Copy every line of the data below word for word, keeping each one unchanged.

-------------------------

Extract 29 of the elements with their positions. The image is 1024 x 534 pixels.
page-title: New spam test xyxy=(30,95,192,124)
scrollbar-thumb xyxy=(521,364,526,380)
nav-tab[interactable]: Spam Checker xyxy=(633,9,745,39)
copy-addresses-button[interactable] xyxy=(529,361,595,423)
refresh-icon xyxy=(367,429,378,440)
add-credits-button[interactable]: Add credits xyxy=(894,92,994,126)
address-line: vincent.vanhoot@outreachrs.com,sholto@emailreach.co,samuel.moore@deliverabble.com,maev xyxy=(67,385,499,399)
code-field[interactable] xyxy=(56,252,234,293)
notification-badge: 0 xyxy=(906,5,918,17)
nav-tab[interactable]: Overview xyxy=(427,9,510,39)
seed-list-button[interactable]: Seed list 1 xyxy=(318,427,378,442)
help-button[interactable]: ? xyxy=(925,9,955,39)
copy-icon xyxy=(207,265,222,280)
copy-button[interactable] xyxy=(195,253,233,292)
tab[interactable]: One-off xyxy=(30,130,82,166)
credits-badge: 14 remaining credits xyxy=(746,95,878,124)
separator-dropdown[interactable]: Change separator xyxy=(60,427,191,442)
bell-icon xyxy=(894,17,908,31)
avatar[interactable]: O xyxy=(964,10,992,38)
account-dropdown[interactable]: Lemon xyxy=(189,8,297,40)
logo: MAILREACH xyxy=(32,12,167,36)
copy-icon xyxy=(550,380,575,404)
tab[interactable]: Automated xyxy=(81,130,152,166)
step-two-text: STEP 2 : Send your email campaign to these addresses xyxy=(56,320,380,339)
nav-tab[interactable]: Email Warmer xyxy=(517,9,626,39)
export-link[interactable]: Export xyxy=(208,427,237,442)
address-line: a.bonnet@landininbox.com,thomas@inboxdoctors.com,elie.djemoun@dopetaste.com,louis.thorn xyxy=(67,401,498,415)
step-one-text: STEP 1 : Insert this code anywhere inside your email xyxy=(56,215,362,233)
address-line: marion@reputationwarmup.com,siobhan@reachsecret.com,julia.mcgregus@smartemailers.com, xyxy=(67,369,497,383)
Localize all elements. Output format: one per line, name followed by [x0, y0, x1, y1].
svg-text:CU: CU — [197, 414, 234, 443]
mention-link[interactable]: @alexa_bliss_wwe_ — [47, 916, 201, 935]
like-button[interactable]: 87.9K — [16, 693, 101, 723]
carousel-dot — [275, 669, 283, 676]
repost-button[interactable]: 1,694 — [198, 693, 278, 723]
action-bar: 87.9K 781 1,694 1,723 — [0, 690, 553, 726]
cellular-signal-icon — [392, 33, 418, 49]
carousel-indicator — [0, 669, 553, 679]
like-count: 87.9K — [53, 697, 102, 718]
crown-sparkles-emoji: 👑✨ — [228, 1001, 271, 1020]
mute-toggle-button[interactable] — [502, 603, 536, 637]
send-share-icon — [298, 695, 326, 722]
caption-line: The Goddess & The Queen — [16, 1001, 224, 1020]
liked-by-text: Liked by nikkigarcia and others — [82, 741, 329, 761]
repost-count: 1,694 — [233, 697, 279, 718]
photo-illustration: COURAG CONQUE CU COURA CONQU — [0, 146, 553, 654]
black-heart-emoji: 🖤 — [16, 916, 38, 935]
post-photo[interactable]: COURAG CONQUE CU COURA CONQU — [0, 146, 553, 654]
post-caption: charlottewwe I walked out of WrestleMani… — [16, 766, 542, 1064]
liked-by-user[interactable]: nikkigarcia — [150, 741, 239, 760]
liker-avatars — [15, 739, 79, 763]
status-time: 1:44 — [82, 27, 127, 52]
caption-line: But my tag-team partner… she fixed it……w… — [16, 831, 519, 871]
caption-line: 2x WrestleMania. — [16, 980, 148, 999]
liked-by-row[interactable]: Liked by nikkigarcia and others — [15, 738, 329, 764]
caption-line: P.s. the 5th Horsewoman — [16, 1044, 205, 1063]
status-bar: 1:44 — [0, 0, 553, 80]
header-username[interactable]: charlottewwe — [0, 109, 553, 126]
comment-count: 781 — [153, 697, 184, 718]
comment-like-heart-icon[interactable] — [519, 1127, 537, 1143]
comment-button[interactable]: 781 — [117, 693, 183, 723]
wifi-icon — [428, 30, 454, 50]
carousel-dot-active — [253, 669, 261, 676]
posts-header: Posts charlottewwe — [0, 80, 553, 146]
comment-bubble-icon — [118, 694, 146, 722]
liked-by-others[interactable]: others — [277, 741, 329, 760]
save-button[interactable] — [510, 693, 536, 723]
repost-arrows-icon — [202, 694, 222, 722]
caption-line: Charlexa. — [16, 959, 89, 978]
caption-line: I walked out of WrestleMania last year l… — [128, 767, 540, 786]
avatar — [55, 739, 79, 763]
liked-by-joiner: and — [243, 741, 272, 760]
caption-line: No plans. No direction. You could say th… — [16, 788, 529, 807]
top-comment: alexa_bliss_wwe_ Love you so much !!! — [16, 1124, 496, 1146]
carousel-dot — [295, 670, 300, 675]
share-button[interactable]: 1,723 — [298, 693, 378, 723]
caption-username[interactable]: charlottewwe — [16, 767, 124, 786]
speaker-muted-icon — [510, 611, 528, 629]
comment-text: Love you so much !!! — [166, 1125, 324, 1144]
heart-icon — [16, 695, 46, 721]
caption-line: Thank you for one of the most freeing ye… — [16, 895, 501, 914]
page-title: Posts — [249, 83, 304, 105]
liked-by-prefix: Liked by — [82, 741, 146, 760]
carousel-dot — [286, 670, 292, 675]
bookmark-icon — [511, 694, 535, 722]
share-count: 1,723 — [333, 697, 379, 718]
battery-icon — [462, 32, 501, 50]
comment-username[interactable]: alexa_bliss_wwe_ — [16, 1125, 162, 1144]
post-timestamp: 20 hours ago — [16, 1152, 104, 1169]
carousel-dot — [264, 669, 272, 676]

-------------------------

» **Exercise result**
Extract 29 of the elements with their positions. The image is 1024 x 534 pixels.
page-title: New spam test xyxy=(30,95,192,124)
scrollbar-thumb xyxy=(521,364,526,380)
nav-tab[interactable]: Spam Checker xyxy=(633,9,745,39)
copy-addresses-button[interactable] xyxy=(529,361,595,423)
refresh-icon xyxy=(367,429,378,440)
add-credits-button[interactable]: Add credits xyxy=(894,92,994,126)
address-line: vincent.vanhoot@outreachrs.com,sholto@emailreach.co,samuel.moore@deliverabble.com,maev xyxy=(67,385,499,399)
code-field[interactable] xyxy=(56,252,234,293)
notification-badge: 0 xyxy=(906,5,918,17)
nav-tab[interactable]: Overview xyxy=(427,9,510,39)
seed-list-button[interactable]: Seed list 1 xyxy=(318,427,378,442)
help-button[interactable]: ? xyxy=(925,9,955,39)
copy-icon xyxy=(207,265,222,280)
copy-button[interactable] xyxy=(195,253,233,292)
tab[interactable]: One-off xyxy=(30,130,82,166)
credits-badge: 14 remaining credits xyxy=(746,95,878,124)
separator-dropdown[interactable]: Change separator xyxy=(60,427,191,442)
bell-icon xyxy=(894,17,908,31)
avatar[interactable]: O xyxy=(964,10,992,38)
account-dropdown[interactable]: Lemon xyxy=(189,8,297,40)
logo: MAILREACH xyxy=(32,12,167,36)
copy-icon xyxy=(550,380,575,404)
tab[interactable]: Automated xyxy=(81,130,152,166)
step-two-text: STEP 2 : Send your email campaign to these addresses xyxy=(56,320,380,339)
nav-tab[interactable]: Email Warmer xyxy=(517,9,626,39)
export-link[interactable]: Export xyxy=(208,427,237,442)
address-line: a.bonnet@landininbox.com,thomas@inboxdoctors.com,elie.djemoun@dopetaste.com,louis.thorn xyxy=(67,401,498,415)
step-one-text: STEP 1 : Insert this code anywhere inside your email xyxy=(56,215,362,233)
address-line: marion@reputationwarmup.com,siobhan@reachsecret.com,julia.mcgregus@smartemailers.com, xyxy=(67,369,497,383)
Localize all elements. Output format: one per line, name followed by [x0, y0, x1, y1].
svg-text:CU: CU — [197, 414, 234, 443]
mention-link[interactable]: @alexa_bliss_wwe_ — [47, 916, 201, 935]
like-button[interactable]: 87.9K — [16, 693, 101, 723]
carousel-dot — [275, 669, 283, 676]
repost-button[interactable]: 1,694 — [198, 693, 278, 723]
action-bar: 87.9K 781 1,694 1,723 — [0, 690, 553, 726]
cellular-signal-icon — [392, 33, 418, 49]
carousel-indicator — [0, 669, 553, 679]
like-count: 87.9K — [53, 697, 102, 718]
crown-sparkles-emoji: 👑✨ — [228, 1001, 271, 1020]
mute-toggle-button[interactable] — [502, 603, 536, 637]
send-share-icon — [298, 695, 326, 722]
caption-line: The Goddess & The Queen — [16, 1001, 224, 1020]
liked-by-text: Liked by nikkigarcia and others — [82, 741, 329, 761]
repost-count: 1,694 — [233, 697, 279, 718]
photo-illustration: COURAG CONQUE CU COURA CONQU — [0, 146, 553, 654]
black-heart-emoji: 🖤 — [16, 916, 38, 935]
post-photo[interactable]: COURAG CONQUE CU COURA CONQU — [0, 146, 553, 654]
post-caption: charlottewwe I walked out of WrestleMani… — [16, 766, 542, 1064]
liked-by-user[interactable]: nikkigarcia — [150, 741, 239, 760]
liker-avatars — [15, 739, 79, 763]
status-time: 1:44 — [82, 27, 127, 52]
caption-line: But my tag-team partner… she fixed it……w… — [16, 831, 519, 871]
caption-line: 2x WrestleMania. — [16, 980, 148, 999]
liked-by-row[interactable]: Liked by nikkigarcia and others — [15, 738, 329, 764]
caption-line: P.s. the 5th Horsewoman — [16, 1044, 205, 1063]
status-bar: 1:44 — [0, 0, 553, 80]
header-username[interactable]: charlottewwe — [0, 109, 553, 126]
comment-count: 781 — [153, 697, 184, 718]
comment-like-heart-icon[interactable] — [519, 1127, 537, 1143]
comment-button[interactable]: 781 — [117, 693, 183, 723]
wifi-icon — [428, 30, 454, 50]
carousel-dot-active — [253, 669, 261, 676]
posts-header: Posts charlottewwe — [0, 80, 553, 146]
comment-bubble-icon — [118, 694, 146, 722]
liked-by-others[interactable]: others — [277, 741, 329, 760]
save-button[interactable] — [510, 693, 536, 723]
repost-arrows-icon — [202, 694, 222, 722]
caption-line: Charlexa. — [16, 959, 89, 978]
caption-line: I walked out of WrestleMania last year l… — [128, 767, 540, 786]
avatar — [55, 739, 79, 763]
liked-by-joiner: and — [243, 741, 272, 760]
caption-line: No plans. No direction. You could say th… — [16, 788, 529, 807]
top-comment: alexa_bliss_wwe_ Love you so much !!! — [16, 1124, 496, 1146]
carousel-dot — [295, 670, 300, 675]
share-button[interactable]: 1,723 — [298, 693, 378, 723]
caption-username[interactable]: charlottewwe — [16, 767, 124, 786]
speaker-muted-icon — [510, 611, 528, 629]
comment-text: Love you so much !!! — [166, 1125, 324, 1144]
heart-icon — [16, 695, 46, 721]
caption-line: Thank you for one of the most freeing ye… — [16, 895, 501, 914]
page-title: Posts — [249, 83, 304, 105]
liked-by-prefix: Liked by — [82, 741, 146, 760]
carousel-dot — [286, 670, 292, 675]
bookmark-icon — [511, 694, 535, 722]
share-count: 1,723 — [333, 697, 379, 718]
battery-icon — [462, 32, 501, 50]
comment-username[interactable]: alexa_bliss_wwe_ — [16, 1125, 162, 1144]
post-timestamp: 20 hours ago — [16, 1152, 104, 1169]
carousel-dot — [264, 669, 272, 676]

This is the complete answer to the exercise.